## GOAL
Work through the listing below and count the lines that hold "basilique". Answer with the number alone.

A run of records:
★ ★ ★ ★ ★ ★ ★

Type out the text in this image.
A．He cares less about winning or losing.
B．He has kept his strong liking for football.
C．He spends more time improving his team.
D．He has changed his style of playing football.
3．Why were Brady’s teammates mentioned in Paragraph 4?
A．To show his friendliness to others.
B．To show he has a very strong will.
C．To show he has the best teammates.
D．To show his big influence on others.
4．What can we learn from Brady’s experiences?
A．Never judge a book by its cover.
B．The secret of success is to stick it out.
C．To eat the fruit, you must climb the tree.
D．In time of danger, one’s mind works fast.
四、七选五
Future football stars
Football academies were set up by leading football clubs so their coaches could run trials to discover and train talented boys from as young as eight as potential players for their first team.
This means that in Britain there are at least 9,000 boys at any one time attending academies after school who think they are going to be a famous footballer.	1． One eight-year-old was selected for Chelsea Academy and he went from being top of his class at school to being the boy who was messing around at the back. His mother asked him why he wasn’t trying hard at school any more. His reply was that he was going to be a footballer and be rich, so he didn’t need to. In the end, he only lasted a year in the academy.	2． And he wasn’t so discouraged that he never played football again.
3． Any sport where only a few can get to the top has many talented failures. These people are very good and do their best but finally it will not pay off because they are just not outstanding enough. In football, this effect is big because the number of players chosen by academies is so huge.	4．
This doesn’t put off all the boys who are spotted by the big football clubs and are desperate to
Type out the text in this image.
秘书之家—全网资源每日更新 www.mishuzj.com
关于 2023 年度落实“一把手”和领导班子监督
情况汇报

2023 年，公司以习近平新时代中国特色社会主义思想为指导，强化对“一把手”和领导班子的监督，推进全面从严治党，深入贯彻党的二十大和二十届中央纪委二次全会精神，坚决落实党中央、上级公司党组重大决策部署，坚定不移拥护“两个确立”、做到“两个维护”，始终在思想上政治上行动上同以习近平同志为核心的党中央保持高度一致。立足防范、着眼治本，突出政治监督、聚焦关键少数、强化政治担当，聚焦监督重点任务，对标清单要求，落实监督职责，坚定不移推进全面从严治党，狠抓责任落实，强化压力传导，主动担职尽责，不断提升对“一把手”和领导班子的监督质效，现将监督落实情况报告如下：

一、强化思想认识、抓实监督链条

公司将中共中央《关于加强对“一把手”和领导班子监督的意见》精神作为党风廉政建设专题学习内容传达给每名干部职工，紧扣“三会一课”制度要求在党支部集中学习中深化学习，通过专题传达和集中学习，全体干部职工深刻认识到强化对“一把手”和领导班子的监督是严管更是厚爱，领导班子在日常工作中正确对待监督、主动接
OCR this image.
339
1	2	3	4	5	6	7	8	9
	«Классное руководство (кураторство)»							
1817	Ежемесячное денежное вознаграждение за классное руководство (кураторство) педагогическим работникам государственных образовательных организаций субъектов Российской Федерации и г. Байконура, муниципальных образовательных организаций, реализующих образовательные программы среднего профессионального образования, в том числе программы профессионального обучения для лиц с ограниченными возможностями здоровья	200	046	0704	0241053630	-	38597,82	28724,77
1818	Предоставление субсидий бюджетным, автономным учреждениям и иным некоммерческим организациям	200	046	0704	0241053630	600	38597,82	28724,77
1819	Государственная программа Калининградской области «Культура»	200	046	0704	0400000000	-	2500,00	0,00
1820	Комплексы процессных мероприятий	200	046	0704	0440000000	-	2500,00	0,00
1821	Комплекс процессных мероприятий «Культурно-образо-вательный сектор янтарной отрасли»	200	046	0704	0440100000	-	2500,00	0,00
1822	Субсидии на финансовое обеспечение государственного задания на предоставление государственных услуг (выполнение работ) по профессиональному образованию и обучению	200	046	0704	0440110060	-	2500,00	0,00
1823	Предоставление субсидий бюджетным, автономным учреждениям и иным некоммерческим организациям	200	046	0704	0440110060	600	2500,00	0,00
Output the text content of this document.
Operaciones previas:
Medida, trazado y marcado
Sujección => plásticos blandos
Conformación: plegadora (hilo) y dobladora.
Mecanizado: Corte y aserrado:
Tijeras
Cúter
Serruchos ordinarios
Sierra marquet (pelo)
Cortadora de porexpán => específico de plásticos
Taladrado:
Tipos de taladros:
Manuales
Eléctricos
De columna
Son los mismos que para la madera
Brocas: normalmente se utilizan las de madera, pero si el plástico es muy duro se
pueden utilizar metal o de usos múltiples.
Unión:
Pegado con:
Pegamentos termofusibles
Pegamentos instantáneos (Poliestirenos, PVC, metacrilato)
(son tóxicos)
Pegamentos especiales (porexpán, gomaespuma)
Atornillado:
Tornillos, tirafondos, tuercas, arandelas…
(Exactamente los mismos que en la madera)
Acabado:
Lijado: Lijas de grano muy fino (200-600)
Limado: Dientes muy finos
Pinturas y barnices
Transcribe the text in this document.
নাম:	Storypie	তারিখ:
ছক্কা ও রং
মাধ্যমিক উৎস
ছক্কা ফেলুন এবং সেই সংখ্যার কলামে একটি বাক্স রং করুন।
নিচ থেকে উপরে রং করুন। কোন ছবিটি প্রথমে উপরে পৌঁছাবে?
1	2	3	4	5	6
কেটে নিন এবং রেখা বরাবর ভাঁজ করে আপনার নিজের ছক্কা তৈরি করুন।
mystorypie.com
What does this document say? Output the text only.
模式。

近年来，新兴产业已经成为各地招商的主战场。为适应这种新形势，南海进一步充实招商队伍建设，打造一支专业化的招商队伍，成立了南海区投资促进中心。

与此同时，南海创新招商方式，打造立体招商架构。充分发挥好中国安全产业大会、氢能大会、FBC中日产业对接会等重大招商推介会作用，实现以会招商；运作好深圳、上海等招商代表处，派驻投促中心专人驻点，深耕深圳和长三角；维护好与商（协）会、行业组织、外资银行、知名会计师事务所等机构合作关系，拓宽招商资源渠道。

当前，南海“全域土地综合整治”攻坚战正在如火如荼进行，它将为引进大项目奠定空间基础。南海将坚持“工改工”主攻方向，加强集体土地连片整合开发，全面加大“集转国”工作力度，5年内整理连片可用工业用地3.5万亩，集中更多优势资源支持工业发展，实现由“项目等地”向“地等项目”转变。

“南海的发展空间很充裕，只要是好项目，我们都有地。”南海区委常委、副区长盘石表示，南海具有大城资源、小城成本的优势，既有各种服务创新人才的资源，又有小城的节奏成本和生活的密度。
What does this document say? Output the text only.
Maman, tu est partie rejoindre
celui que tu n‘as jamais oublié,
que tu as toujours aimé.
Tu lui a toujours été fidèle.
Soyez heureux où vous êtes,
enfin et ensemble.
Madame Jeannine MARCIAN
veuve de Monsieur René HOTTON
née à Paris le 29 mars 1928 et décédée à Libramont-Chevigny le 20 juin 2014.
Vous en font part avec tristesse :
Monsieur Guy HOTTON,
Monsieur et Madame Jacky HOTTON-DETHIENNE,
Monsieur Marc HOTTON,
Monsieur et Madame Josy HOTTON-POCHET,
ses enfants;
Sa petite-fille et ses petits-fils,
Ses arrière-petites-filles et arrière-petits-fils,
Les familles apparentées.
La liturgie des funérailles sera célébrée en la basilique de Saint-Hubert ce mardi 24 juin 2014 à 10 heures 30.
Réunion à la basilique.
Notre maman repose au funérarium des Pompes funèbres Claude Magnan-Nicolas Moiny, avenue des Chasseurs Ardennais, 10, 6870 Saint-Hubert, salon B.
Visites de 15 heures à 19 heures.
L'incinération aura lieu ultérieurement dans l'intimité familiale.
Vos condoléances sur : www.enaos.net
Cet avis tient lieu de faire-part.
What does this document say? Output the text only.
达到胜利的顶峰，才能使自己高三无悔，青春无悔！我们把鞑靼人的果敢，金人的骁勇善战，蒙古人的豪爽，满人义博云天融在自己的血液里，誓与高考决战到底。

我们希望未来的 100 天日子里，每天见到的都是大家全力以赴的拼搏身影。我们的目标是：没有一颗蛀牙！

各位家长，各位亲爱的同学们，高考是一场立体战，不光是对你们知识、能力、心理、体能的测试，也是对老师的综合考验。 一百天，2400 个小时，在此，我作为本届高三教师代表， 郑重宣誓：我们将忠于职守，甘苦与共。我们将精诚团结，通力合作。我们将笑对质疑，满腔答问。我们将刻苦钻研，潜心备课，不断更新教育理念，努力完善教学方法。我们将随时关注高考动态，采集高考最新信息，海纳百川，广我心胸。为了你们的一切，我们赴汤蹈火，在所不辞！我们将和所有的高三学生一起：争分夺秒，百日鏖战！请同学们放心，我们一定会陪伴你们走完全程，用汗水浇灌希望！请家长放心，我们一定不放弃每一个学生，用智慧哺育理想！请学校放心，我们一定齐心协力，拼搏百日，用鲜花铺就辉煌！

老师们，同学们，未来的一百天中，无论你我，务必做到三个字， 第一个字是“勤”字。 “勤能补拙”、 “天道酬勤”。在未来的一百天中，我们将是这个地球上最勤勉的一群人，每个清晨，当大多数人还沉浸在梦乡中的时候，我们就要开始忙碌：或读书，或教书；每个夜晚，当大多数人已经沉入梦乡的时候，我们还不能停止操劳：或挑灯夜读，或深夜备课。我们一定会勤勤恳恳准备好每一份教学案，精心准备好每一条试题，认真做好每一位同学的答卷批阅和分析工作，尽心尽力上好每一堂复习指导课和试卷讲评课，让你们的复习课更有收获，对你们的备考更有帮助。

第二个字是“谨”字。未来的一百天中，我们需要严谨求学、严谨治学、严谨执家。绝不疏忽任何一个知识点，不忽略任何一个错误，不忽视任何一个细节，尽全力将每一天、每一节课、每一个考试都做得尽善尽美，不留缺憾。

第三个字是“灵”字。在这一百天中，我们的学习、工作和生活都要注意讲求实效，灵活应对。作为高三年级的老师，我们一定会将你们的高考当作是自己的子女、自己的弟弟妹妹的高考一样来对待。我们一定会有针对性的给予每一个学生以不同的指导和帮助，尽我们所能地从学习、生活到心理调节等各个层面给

★ ★ ★ ★ ★ ★ ★

## REPLY
2